Please transcribe the listing below in full and word for word, without its pictures.

───── DATA ─────

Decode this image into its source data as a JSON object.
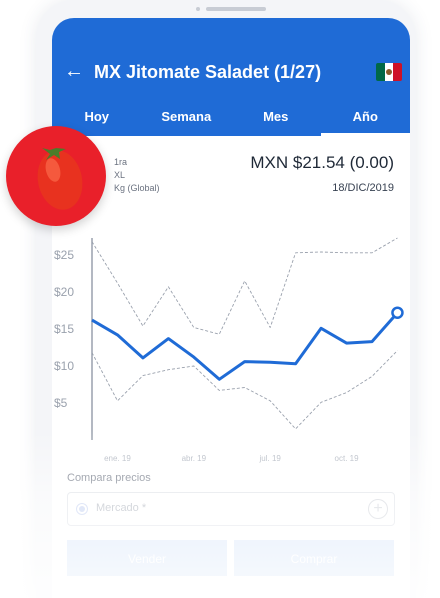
{
  "header": {
    "back_icon": "arrow-left-icon",
    "title": "MX Jitomate Saladet (1/27)",
    "flag_icon": "mexico-flag-icon",
    "color": "#1f6bd6"
  },
  "tabs": [
    {
      "label": "Hoy",
      "active": false
    },
    {
      "label": "Semana",
      "active": false
    },
    {
      "label": "Mes",
      "active": false
    },
    {
      "label": "Año",
      "active": true
    }
  ],
  "product": {
    "image_icon": "tomato-icon",
    "grade_lines": [
      "1ra",
      "XL",
      "Kg (Global)"
    ],
    "price": "MXN $21.54 (0.00)",
    "date": "18/DIC/2019"
  },
  "chart_data": {
    "type": "line",
    "y_tick_labels": [
      "$25",
      "$20",
      "$15",
      "$10",
      "$5"
    ],
    "y_ticks": [
      25,
      20,
      15,
      10,
      5
    ],
    "ylim": [
      0,
      30
    ],
    "x_tick_labels": [
      "ene. 19",
      "abr. 19",
      "jul. 19",
      "oct. 19"
    ],
    "x_ticks": [
      1,
      4,
      7,
      10
    ],
    "xlim": [
      0,
      12.1
    ],
    "x": [
      0,
      1,
      2,
      3,
      4,
      5,
      6,
      7,
      8,
      9,
      10,
      11,
      12
    ],
    "series": [
      {
        "style": "solid",
        "color": "#1f6bd6",
        "values": [
          16.2,
          14.2,
          11.1,
          13.7,
          11.2,
          8.2,
          10.6,
          10.5,
          10.3,
          15.1,
          13.1,
          13.3,
          17.2
        ]
      },
      {
        "style": "dashed",
        "color": "#9aa1ad",
        "values": [
          26.8,
          21.2,
          15.4,
          20.7,
          15.2,
          14.3,
          21.5,
          15.2,
          25.3,
          25.4,
          25.3,
          25.3,
          27.3
        ]
      },
      {
        "style": "dashed",
        "color": "#9aa1ad",
        "values": [
          11.8,
          5.3,
          8.7,
          9.5,
          10.0,
          6.7,
          7.1,
          5.3,
          1.5,
          5.1,
          6.4,
          8.6,
          12.1
        ]
      }
    ]
  },
  "compare": {
    "label": "Compara precios",
    "field_label": "Mercado *",
    "add_icon": "plus-circle-icon"
  },
  "actions": {
    "sell": "Vender",
    "buy": "Comprar"
  }
}
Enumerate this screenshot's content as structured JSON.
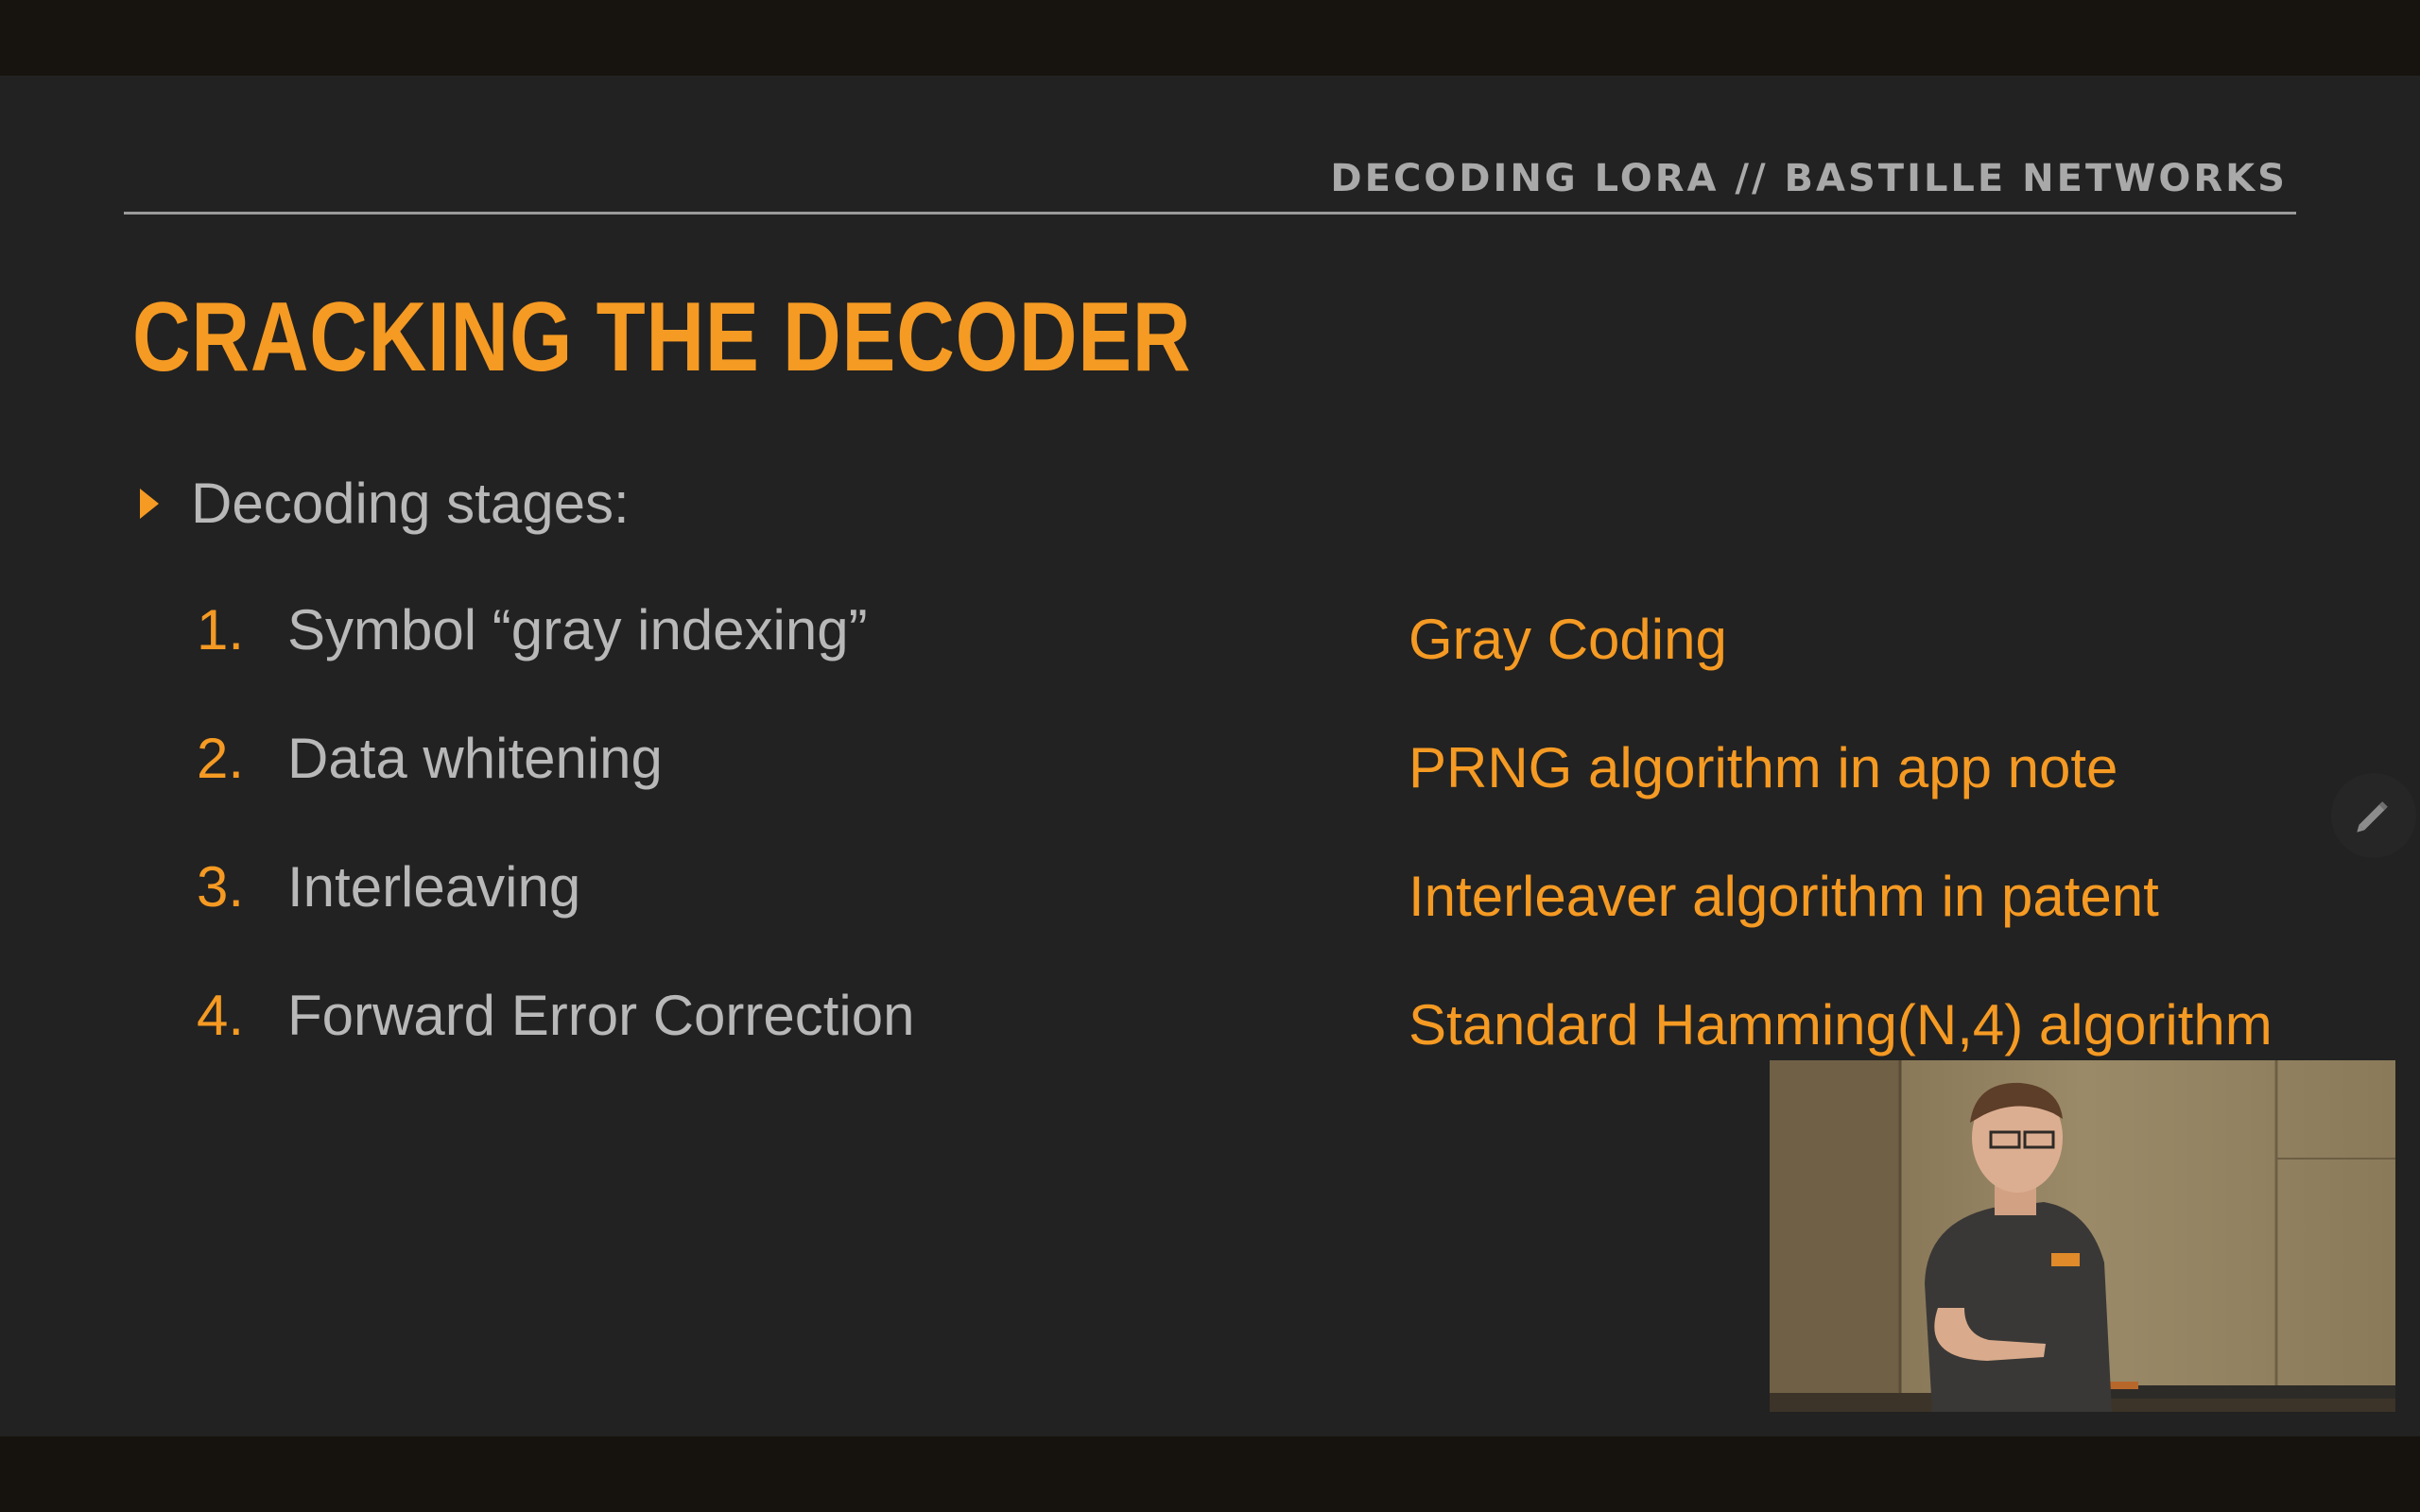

─────

▶ SOLUTION:
Decode this image into its source data as a JSON object.
{
  "header": {
    "back_icon": "arrow-left-icon",
    "title": "MX Jitomate Saladet (1/27)",
    "flag_icon": "mexico-flag-icon",
    "color": "#1f6bd6"
  },
  "tabs": [
    {
      "label": "Hoy",
      "active": false
    },
    {
      "label": "Semana",
      "active": false
    },
    {
      "label": "Mes",
      "active": false
    },
    {
      "label": "Año",
      "active": true
    }
  ],
  "product": {
    "image_icon": "tomato-icon",
    "grade_lines": [
      "1ra",
      "XL",
      "Kg (Global)"
    ],
    "price": "MXN $21.54 (0.00)",
    "date": "18/DIC/2019"
  },
  "chart_data": {
    "type": "line",
    "y_tick_labels": [
      "$25",
      "$20",
      "$15",
      "$10",
      "$5"
    ],
    "y_ticks": [
      25,
      20,
      15,
      10,
      5
    ],
    "ylim": [
      0,
      30
    ],
    "x_tick_labels": [
      "ene. 19",
      "abr. 19",
      "jul. 19",
      "oct. 19"
    ],
    "x_ticks": [
      1,
      4,
      7,
      10
    ],
    "xlim": [
      0,
      12.1
    ],
    "x": [
      0,
      1,
      2,
      3,
      4,
      5,
      6,
      7,
      8,
      9,
      10,
      11,
      12
    ],
    "series": [
      {
        "style": "solid",
        "color": "#1f6bd6",
        "values": [
          16.2,
          14.2,
          11.1,
          13.7,
          11.2,
          8.2,
          10.6,
          10.5,
          10.3,
          15.1,
          13.1,
          13.3,
          17.2
        ]
      },
      {
        "style": "dashed",
        "color": "#9aa1ad",
        "values": [
          26.8,
          21.2,
          15.4,
          20.7,
          15.2,
          14.3,
          21.5,
          15.2,
          25.3,
          25.4,
          25.3,
          25.3,
          27.3
        ]
      },
      {
        "style": "dashed",
        "color": "#9aa1ad",
        "values": [
          11.8,
          5.3,
          8.7,
          9.5,
          10.0,
          6.7,
          7.1,
          5.3,
          1.5,
          5.1,
          6.4,
          8.6,
          12.1
        ]
      }
    ]
  },
  "compare": {
    "label": "Compara precios",
    "field_label": "Mercado *",
    "add_icon": "plus-circle-icon"
  },
  "actions": {
    "sell": "Vender",
    "buy": "Comprar"
  }
}
Enumerate this screenshot's content as structured JSON.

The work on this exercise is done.